--- START ---
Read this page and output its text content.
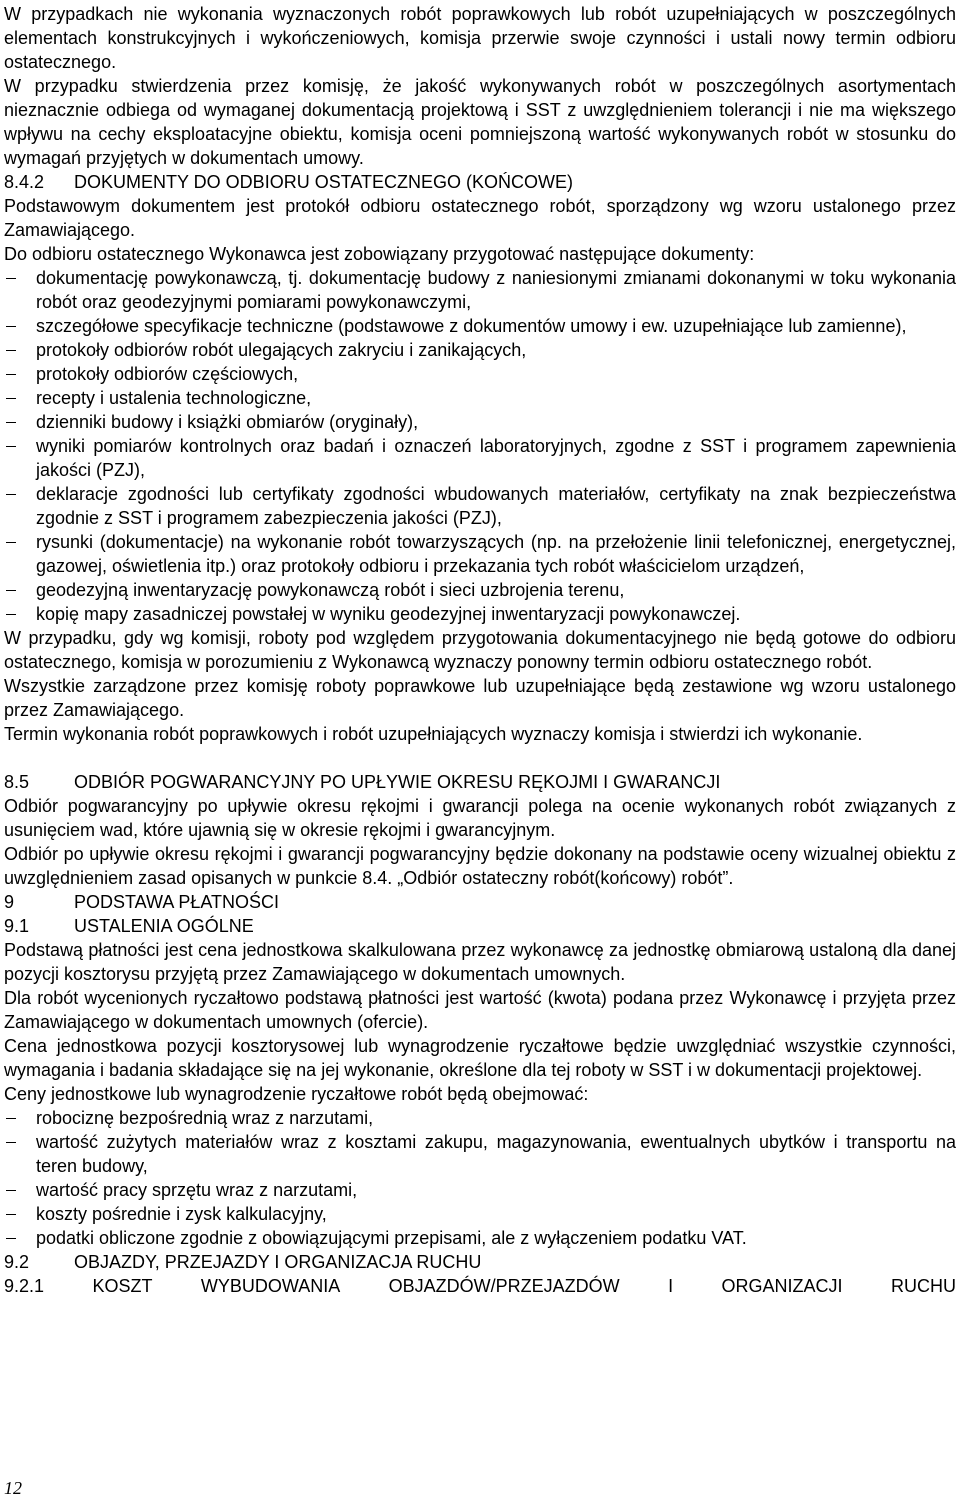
W przypadkach nie wykonania wyznaczonych robót poprawkowych lub robót uzupełniających w poszczególnych elementach konstrukcyjnych i wykończeniowych, komisja przerwie swoje czynności i ustali nowy termin odbioru ostatecznego.

W przypadku stwierdzenia przez komisję, że jakość wykonywanych robót w poszczególnych asortymentach nieznacznie odbiega od wymaganej dokumentacją projektową i SST z uwzględnieniem tolerancji i nie ma większego wpływu na cechy eksploatacyjne obiektu, komisja oceni pomniejszoną wartość wykonywanych robót w stosunku do wymagań przyjętych w dokumentach umowy.

8.4.2	DOKUMENTY DO ODBIORU OSTATECZNEGO (KOŃCOWE)

Podstawowym dokumentem jest protokół odbioru ostatecznego robót, sporządzony wg wzoru ustalonego przez Zamawiającego.

Do odbioru ostatecznego Wykonawca jest zobowiązany przygotować następujące dokumenty:

dokumentację powykonawczą, tj. dokumentację budowy z naniesionymi zmianami dokonanymi w toku wykonania robót oraz geodezyjnymi pomiarami powykonawczymi,
szczegółowe specyfikacje techniczne (podstawowe z dokumentów umowy i ew. uzupełniające lub zamienne),
protokoły odbiorów robót ulegających zakryciu i zanikających,
protokoły odbiorów częściowych,
recepty i ustalenia technologiczne,
dzienniki budowy i książki obmiarów (oryginały),
wyniki pomiarów kontrolnych oraz badań i oznaczeń laboratoryjnych, zgodne z SST i programem zapewnienia jakości (PZJ),
deklaracje zgodności lub certyfikaty zgodności wbudowanych materiałów, certyfikaty na znak bezpieczeństwa zgodnie z SST i programem zabezpieczenia jakości (PZJ),
rysunki (dokumentacje) na wykonanie robót towarzyszących (np. na przełożenie linii telefonicznej, energetycznej, gazowej, oświetlenia itp.) oraz protokoły odbioru i przekazania tych robót właścicielom urządzeń,
geodezyjną inwentaryzację powykonawczą robót i sieci uzbrojenia terenu,
kopię mapy zasadniczej powstałej w wyniku geodezyjnej inwentaryzacji powykonawczej.

W przypadku, gdy wg komisji, roboty pod względem przygotowania dokumentacyjnego nie będą gotowe do odbioru ostatecznego, komisja w porozumieniu z Wykonawcą wyznaczy ponowny termin odbioru ostatecznego robót.

Wszystkie zarządzone przez komisję roboty poprawkowe lub uzupełniające będą zestawione wg wzoru ustalonego przez Zamawiającego.

Termin wykonania robót poprawkowych i robót uzupełniających wyznaczy komisja i stwierdzi ich wykonanie.

8.5	ODBIÓR POGWARANCYJNY PO UPŁYWIE OKRESU RĘKOJMI I GWARANCJI

Odbiór pogwarancyjny po upływie okresu rękojmi i gwarancji polega na ocenie wykonanych robót związanych z usunięciem wad, które ujawnią się w okresie rękojmi i gwarancyjnym.

Odbiór po upływie okresu rękojmi i gwarancji pogwarancyjny będzie dokonany na podstawie oceny wizualnej obiektu z uwzględnieniem zasad opisanych w punkcie 8.4. „Odbiór ostateczny robót(końcowy) robót”.

9	PODSTAWA PŁATNOŚCI
9.1	USTALENIA OGÓLNE

Podstawą płatności jest cena jednostkowa skalkulowana przez wykonawcę za jednostkę obmiarową ustaloną dla danej pozycji kosztorysu przyjętą przez Zamawiającego w dokumentach umownych.

Dla robót wycenionych ryczałtowo podstawą płatności jest wartość (kwota) podana przez Wykonawcę i przyjęta przez Zamawiającego w dokumentach umownych (ofercie).

Cena jednostkowa pozycji kosztorysowej lub wynagrodzenie ryczałtowe będzie uwzględniać wszystkie czynności, wymagania i badania składające się na jej wykonanie, określone dla tej roboty w SST i w dokumentacji projektowej.

Ceny jednostkowe lub wynagrodzenie ryczałtowe robót będą obejmować:

robociznę bezpośrednią wraz z narzutami,
wartość zużytych materiałów wraz z kosztami zakupu, magazynowania, ewentualnych ubytków i transportu na teren budowy,
wartość pracy sprzętu wraz z narzutami,
koszty pośrednie i zysk kalkulacyjny,
podatki obliczone zgodnie z obowiązującymi przepisami, ale z wyłączeniem podatku VAT.
9.2	OBJAZDY, PRZEJAZDY I ORGANIZACJA RUCHU
9.2.1	KOSZT	WYBUDOWANIA	OBJAZDÓW/PRZEJAZDÓW	I	ORGANIZACJI	RUCHU
12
--- END ---
**What to do:** Locate all lines in the listing above with the word "wykonanie". Copy them.

**Answer in full:**
rysunki (dokumentacje) na wykonanie robót towarzyszących (np. na przełożenie linii telefonicznej, energetycznej, gazowej, oświetlenia itp.) oraz protokoły odbioru i przekazania tych robót właścicielom urządzeń,
Termin wykonania robót poprawkowych i robót uzupełniających wyznaczy komisja i stwierdzi ich wykonanie.
Cena jednostkowa pozycji kosztorysowej lub wynagrodzenie ryczałtowe będzie uwzględniać wszystkie czynności, wymagania i badania składające się na jej wykonanie, określone dla tej roboty w SST i w dokumentacji projektowej.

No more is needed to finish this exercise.